# [Stated problem]
Transcribe the records that follow, preserving every word.

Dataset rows
(begin)

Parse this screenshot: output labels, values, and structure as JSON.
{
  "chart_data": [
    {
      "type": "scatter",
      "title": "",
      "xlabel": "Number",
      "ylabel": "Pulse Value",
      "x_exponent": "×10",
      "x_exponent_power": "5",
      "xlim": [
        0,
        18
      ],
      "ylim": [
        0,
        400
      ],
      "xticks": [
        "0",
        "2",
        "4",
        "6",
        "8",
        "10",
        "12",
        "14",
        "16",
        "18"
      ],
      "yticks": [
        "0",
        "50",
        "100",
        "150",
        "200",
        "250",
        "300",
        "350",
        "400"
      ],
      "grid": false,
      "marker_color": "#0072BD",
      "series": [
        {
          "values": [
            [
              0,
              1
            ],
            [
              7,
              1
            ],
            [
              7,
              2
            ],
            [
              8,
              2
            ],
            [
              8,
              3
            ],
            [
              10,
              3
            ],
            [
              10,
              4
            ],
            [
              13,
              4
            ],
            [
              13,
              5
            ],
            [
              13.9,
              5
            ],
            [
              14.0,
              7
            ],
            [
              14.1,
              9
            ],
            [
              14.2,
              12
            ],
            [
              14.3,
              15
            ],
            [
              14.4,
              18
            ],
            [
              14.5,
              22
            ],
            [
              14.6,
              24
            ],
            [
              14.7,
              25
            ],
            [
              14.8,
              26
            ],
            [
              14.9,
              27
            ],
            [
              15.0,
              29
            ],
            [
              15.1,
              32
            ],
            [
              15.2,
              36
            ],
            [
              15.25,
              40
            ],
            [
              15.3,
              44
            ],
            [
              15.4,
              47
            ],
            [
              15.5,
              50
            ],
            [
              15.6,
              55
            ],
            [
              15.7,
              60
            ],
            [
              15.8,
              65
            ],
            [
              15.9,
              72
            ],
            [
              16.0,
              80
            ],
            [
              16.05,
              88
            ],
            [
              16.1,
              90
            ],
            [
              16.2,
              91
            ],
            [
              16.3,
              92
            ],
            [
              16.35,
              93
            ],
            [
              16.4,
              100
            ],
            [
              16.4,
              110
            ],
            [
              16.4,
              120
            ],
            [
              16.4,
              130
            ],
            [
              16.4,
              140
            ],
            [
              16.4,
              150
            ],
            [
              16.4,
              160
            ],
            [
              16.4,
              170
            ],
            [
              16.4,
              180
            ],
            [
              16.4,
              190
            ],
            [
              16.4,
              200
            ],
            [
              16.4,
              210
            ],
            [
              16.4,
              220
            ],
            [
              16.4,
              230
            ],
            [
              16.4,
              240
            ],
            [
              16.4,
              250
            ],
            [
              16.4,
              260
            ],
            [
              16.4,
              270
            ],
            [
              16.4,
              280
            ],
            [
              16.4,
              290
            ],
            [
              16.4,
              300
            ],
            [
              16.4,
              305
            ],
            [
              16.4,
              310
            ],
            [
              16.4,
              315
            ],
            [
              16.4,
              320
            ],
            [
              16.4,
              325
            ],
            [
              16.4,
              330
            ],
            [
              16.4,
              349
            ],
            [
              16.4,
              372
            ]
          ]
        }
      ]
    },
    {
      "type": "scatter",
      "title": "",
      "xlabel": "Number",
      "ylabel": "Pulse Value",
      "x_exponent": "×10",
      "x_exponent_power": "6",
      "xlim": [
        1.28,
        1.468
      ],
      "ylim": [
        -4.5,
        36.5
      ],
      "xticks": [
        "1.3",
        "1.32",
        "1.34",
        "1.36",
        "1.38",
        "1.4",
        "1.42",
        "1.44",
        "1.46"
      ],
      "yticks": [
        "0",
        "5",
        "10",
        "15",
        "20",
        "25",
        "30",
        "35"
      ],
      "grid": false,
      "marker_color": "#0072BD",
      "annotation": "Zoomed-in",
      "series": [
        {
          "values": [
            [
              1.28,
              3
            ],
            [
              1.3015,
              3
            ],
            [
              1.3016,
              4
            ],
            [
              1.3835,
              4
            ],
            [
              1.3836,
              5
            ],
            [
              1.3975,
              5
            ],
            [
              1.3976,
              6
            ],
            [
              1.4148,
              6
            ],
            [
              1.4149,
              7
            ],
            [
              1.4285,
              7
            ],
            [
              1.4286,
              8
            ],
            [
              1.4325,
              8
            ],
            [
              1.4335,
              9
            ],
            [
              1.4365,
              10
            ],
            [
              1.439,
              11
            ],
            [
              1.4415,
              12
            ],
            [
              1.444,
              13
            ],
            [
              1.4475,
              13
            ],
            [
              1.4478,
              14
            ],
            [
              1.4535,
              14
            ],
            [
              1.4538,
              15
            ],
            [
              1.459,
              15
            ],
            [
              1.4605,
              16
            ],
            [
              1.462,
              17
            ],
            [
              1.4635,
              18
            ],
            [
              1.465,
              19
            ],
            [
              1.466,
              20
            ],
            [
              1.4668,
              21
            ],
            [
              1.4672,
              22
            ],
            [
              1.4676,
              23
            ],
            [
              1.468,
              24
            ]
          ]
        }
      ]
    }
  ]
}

(end)

# [Problem solution]
Parse this screenshot: output labels, values, and structure as JSON.
{
  "chart_data": [
    {
      "type": "scatter",
      "title": "",
      "xlabel": "Number",
      "ylabel": "Pulse Value",
      "x_exponent": "×10",
      "x_exponent_power": "5",
      "xlim": [
        0,
        18
      ],
      "ylim": [
        0,
        400
      ],
      "xticks": [
        "0",
        "2",
        "4",
        "6",
        "8",
        "10",
        "12",
        "14",
        "16",
        "18"
      ],
      "yticks": [
        "0",
        "50",
        "100",
        "150",
        "200",
        "250",
        "300",
        "350",
        "400"
      ],
      "grid": false,
      "marker_color": "#0072BD",
      "series": [
        {
          "values": [
            [
              0,
              1
            ],
            [
              7,
              1
            ],
            [
              7,
              2
            ],
            [
              8,
              2
            ],
            [
              8,
              3
            ],
            [
              10,
              3
            ],
            [
              10,
              4
            ],
            [
              13,
              4
            ],
            [
              13,
              5
            ],
            [
              13.9,
              5
            ],
            [
              14.0,
              7
            ],
            [
              14.1,
              9
            ],
            [
              14.2,
              12
            ],
            [
              14.3,
              15
            ],
            [
              14.4,
              18
            ],
            [
              14.5,
              22
            ],
            [
              14.6,
              24
            ],
            [
              14.7,
              25
            ],
            [
              14.8,
              26
            ],
            [
              14.9,
              27
            ],
            [
              15.0,
              29
            ],
            [
              15.1,
              32
            ],
            [
              15.2,
              36
            ],
            [
              15.25,
              40
            ],
            [
              15.3,
              44
            ],
            [
              15.4,
              47
            ],
            [
              15.5,
              50
            ],
            [
              15.6,
              55
            ],
            [
              15.7,
              60
            ],
            [
              15.8,
              65
            ],
            [
              15.9,
              72
            ],
            [
              16.0,
              80
            ],
            [
              16.05,
              88
            ],
            [
              16.1,
              90
            ],
            [
              16.2,
              91
            ],
            [
              16.3,
              92
            ],
            [
              16.35,
              93
            ],
            [
              16.4,
              100
            ],
            [
              16.4,
              110
            ],
            [
              16.4,
              120
            ],
            [
              16.4,
              130
            ],
            [
              16.4,
              140
            ],
            [
              16.4,
              150
            ],
            [
              16.4,
              160
            ],
            [
              16.4,
              170
            ],
            [
              16.4,
              180
            ],
            [
              16.4,
              190
            ],
            [
              16.4,
              200
            ],
            [
              16.4,
              210
            ],
            [
              16.4,
              220
            ],
            [
              16.4,
              230
            ],
            [
              16.4,
              240
            ],
            [
              16.4,
              250
            ],
            [
              16.4,
              260
            ],
            [
              16.4,
              270
            ],
            [
              16.4,
              280
            ],
            [
              16.4,
              290
            ],
            [
              16.4,
              300
            ],
            [
              16.4,
              305
            ],
            [
              16.4,
              310
            ],
            [
              16.4,
              315
            ],
            [
              16.4,
              320
            ],
            [
              16.4,
              325
            ],
            [
              16.4,
              330
            ],
            [
              16.4,
              349
            ],
            [
              16.4,
              372
            ]
          ]
        }
      ]
    },
    {
      "type": "scatter",
      "title": "",
      "xlabel": "Number",
      "ylabel": "Pulse Value",
      "x_exponent": "×10",
      "x_exponent_power": "6",
      "xlim": [
        1.28,
        1.468
      ],
      "ylim": [
        -4.5,
        36.5
      ],
      "xticks": [
        "1.3",
        "1.32",
        "1.34",
        "1.36",
        "1.38",
        "1.4",
        "1.42",
        "1.44",
        "1.46"
      ],
      "yticks": [
        "0",
        "5",
        "10",
        "15",
        "20",
        "25",
        "30",
        "35"
      ],
      "grid": false,
      "marker_color": "#0072BD",
      "annotation": "Zoomed-in",
      "series": [
        {
          "values": [
            [
              1.28,
              3
            ],
            [
              1.3015,
              3
            ],
            [
              1.3016,
              4
            ],
            [
              1.3835,
              4
            ],
            [
              1.3836,
              5
            ],
            [
              1.3975,
              5
            ],
            [
              1.3976,
              6
            ],
            [
              1.4148,
              6
            ],
            [
              1.4149,
              7
            ],
            [
              1.4285,
              7
            ],
            [
              1.4286,
              8
            ],
            [
              1.4325,
              8
            ],
            [
              1.4335,
              9
            ],
            [
              1.4365,
              10
            ],
            [
              1.439,
              11
            ],
            [
              1.4415,
              12
            ],
            [
              1.444,
              13
            ],
            [
              1.4475,
              13
            ],
            [
              1.4478,
              14
            ],
            [
              1.4535,
              14
            ],
            [
              1.4538,
              15
            ],
            [
              1.459,
              15
            ],
            [
              1.4605,
              16
            ],
            [
              1.462,
              17
            ],
            [
              1.4635,
              18
            ],
            [
              1.465,
              19
            ],
            [
              1.466,
              20
            ],
            [
              1.4668,
              21
            ],
            [
              1.4672,
              22
            ],
            [
              1.4676,
              23
            ],
            [
              1.468,
              24
            ]
          ]
        }
      ]
    }
  ]
}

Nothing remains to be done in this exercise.